#### [Задания для выполнения]
- a) Определите, согласуются ли с текстом о реституции по расторгнутому договору утверждения (i)–(iii). На каждое ответьте «да» или «нет» и приведите точную цитату из текста, которая решает вопрос.
(i) Согласно Принципам ЕКП, требованием реституции может воспользоваться только сторона, пострадавшая от нарушения договора.
(ii) В отчете Юридической комиссии Шотландии предлагается оставить определение баланса интересов сторон при расторжении договора нормам о неосновательном обогащении.
(iii) А.Г. Карапетов считает, что в российском праве базовой конструкцией для отношений сторон расторгнутого договора должно быть договорное право.
- b) Ответьте на вопросы по тексту о реституции по расторгнутому договору.
(i) К какой категории исков Принципы ЕКП не относят требование реституции?
(ii) Какой правопорядок приводится как пример иной позиции?
(iii) Какую конструкцию А.Г. Карапетов считает базовой для российского права?
- c) Продолжите текст о реституции по расторгнутому договору, начав сразу после его последнего предложения.

Принципы ЕКП (Европейского контрактного права) разрешили требование реституции на случай, когда сторона, получившая данное исполнение, не осуществила встречное исполнение или осуществила такое исполнение, от которого первая сторона оправданно отказалась; такое требование не относится к категории кондикционных исков, а предстаёт как особое, независимое от правового режима возврата неосновательного обогащения средство защиты, которым может воспользоваться как сторона, нарушившая договор, так и сторона, пострадавшая от нарушения18.

Иная позиция обнаружена А.Г. Карапетовым у весьма немногих правопорядков, например, в шотландском праве.

Он пишет: «Так, в Шотландии до сих пор среди юристов нет четкого консенсуса по вопросу о том, является ли требование о возврате по расторгнутой сделке обычным случаем возврата неосновательного обогащения в рамках law of unjust enrichment или представляет собой особое право, основанное на идее о недопустимости неосновательного обогащения, в рамках law of contract19. В отчете Юридической комиссии (Law Commission) Шотландии указывается, что лучше оставить определение баланса интересов сторон при расторжении договора на откуп хорошо разработанным нормам о неосновательном обогащении, в то время как нормы договорного права просто не содержат подробного и адекватного регулирования, которое могло бы заполнить образующийся вакуум и разрешить крайне сложные вопросы, возникающие при возврате полученного по расторгнутому договору и определении денежного эквивалента. В то же время в литературе можно встретить мнение, что более разумным было бы включение особых норм, специально предназначенных для регулирования и отражающих специфику реституции по расторгнутым сделкам, в рамки договорного права (law of contract), в то время как по всем остальным вопросам следовало бы сделать отсылку к общим нормам правового регулирования неосновательного обогащения (law of unjust enrichment)»20.

Рассмотрев обе модели, представленные за рубежом, А.Г. Карапетов полагает, что и в российском праве базовой теоретической конструкцией, опосредующей отношения сторон расторгнутого договора, должно быть неосновательное обогащение.

#### [Исследуемый материал]

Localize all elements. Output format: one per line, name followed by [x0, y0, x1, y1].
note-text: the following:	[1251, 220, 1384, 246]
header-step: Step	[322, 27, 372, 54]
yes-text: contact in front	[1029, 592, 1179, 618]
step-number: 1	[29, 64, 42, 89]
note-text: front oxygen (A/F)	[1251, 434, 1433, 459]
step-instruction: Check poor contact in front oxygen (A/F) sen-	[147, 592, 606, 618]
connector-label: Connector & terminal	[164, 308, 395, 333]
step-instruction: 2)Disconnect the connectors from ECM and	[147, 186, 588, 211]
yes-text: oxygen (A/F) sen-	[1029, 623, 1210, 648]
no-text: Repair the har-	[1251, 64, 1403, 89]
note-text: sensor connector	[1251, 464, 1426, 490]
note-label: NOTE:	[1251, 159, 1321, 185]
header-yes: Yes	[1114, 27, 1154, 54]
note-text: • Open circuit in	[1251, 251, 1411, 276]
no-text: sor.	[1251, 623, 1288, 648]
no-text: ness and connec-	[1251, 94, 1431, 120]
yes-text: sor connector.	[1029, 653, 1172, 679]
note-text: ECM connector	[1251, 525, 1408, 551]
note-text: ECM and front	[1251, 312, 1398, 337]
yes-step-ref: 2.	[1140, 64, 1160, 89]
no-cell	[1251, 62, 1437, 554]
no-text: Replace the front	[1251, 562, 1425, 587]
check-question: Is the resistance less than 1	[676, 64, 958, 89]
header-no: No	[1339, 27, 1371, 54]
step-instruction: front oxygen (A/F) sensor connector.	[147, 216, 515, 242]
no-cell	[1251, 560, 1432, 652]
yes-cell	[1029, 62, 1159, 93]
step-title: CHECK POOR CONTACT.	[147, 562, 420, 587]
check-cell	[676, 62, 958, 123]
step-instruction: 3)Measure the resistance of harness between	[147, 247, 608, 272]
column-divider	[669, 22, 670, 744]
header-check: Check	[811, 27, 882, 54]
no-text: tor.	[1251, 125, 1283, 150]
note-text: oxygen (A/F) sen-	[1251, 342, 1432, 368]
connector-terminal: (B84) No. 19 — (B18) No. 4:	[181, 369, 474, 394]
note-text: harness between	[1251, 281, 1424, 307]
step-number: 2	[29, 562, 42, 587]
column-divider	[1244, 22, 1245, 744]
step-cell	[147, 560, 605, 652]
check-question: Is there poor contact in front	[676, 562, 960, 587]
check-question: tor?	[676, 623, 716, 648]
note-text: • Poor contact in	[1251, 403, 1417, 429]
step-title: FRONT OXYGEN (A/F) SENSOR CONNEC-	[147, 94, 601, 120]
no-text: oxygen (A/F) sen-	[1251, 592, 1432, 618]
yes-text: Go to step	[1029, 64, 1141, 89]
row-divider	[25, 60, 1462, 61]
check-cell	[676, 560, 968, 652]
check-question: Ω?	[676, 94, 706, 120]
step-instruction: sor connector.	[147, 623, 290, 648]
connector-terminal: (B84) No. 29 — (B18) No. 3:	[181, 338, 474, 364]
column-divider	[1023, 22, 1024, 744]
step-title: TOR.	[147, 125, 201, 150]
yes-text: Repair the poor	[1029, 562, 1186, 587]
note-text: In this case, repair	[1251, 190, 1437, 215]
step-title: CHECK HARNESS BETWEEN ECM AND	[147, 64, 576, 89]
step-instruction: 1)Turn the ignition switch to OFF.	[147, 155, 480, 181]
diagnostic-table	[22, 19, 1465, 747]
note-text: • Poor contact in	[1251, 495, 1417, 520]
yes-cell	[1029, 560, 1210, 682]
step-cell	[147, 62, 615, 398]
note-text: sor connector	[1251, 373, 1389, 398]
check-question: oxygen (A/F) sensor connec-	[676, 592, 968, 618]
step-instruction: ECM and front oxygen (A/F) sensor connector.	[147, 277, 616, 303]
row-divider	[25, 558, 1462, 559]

#### [Ожидаемые ответы]
- a)
(i) Нет: «которым может воспользоваться как сторона, нарушившая договор, так и сторона, пострадавшая от нарушения».
(ii) Да: «лучше оставить определение баланса интересов сторон при расторжении договора на откуп хорошо разработанным нормам о неосновательном обогащении».
(iii) Нет: «базовой теоретической конструкцией, опосредующей отношения сторон расторгнутого договора, должно быть неосновательное обогащение».

- b)
(i) К категории кондикционных исков.
(ii) Шотландское право.
(iii) Неосновательное обогащение.

- c)
При этом ему известно справедливое опасение С. Миллера в отношении того, что нормы о неосновательном обогащении в странах, принимающих универсальную клаузулу неосновательного обогащения (например, Германия или Россия), а не формирующих применительно к различным видам кондикции отдельную группу норм (например, Англия), не могут учесть всю специфику возврата по расторгнутому договору21

Реагируя на этот довод, А.Г. Карапетов остаётся верен конструкции неосновательного обогащения, но предлагает, чтобы в данном институте выделялись специальные особенности при различных случаях неосновательного обогащения. И помимо этого, в ГК РФ могли бы включаться отдельные блоки норм, касающихся некоторых реституционных требований, требующих особого подхода (в первую очередь реституции по расторгнутому в связи с нарушением договора).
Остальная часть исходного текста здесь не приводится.